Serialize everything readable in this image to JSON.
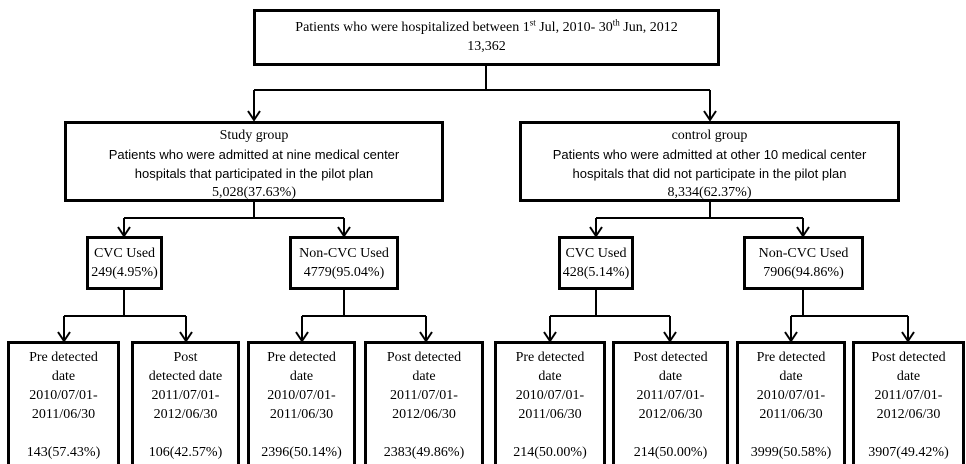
{
  "root": {
    "title_parts": [
      "Patients who were hospitalized between 1",
      "st",
      " Jul, 2010- 30",
      "th",
      " Jun, 2012"
    ],
    "count": "13,362"
  },
  "groups": [
    {
      "name": "Study group",
      "lines": [
        "Patients who were admitted at nine medical center",
        "hospitals that participated in the pilot plan"
      ],
      "count": "5,028(37.63%)",
      "children": [
        {
          "label": "CVC Used",
          "count": "249(4.95%)",
          "children": [
            {
              "lines": [
                "Pre detected",
                "date",
                "2010/07/01-",
                "2011/06/30"
              ],
              "count": "143(57.43%)"
            },
            {
              "lines": [
                "Post",
                "detected date",
                "2011/07/01-",
                "2012/06/30"
              ],
              "count": "106(42.57%)"
            }
          ]
        },
        {
          "label": "Non-CVC Used",
          "count": "4779(95.04%)",
          "children": [
            {
              "lines": [
                "Pre detected",
                "date",
                "2010/07/01-",
                "2011/06/30"
              ],
              "count": "2396(50.14%)"
            },
            {
              "lines": [
                "Post detected",
                "date",
                "2011/07/01-",
                "2012/06/30"
              ],
              "count": "2383(49.86%)"
            }
          ]
        }
      ]
    },
    {
      "name": "control group",
      "lines": [
        "Patients who were admitted at other 10 medical center",
        "hospitals that did not participate in the pilot plan"
      ],
      "count": "8,334(62.37%)",
      "children": [
        {
          "label": "CVC Used",
          "count": "428(5.14%)",
          "children": [
            {
              "lines": [
                "Pre detected",
                "date",
                "2010/07/01-",
                "2011/06/30"
              ],
              "count": "214(50.00%)"
            },
            {
              "lines": [
                "Post detected",
                "date",
                "2011/07/01-",
                "2012/06/30"
              ],
              "count": "214(50.00%)"
            }
          ]
        },
        {
          "label": "Non-CVC Used",
          "count": "7906(94.86%)",
          "children": [
            {
              "lines": [
                "Pre detected",
                "date",
                "2010/07/01-",
                "2011/06/30"
              ],
              "count": "3999(50.58%)"
            },
            {
              "lines": [
                "Post detected",
                "date",
                "2011/07/01-",
                "2012/06/30"
              ],
              "count": "3907(49.42%)"
            }
          ]
        }
      ]
    }
  ]
}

:::

→ **Assignment**
Show the lines of the records that include the string "Patients".

→ **Written answer**
      "Patients who were hospitalized between 1",
        "Patients who were admitted at nine medical center",
        "Patients who were admitted at other 10 medical center",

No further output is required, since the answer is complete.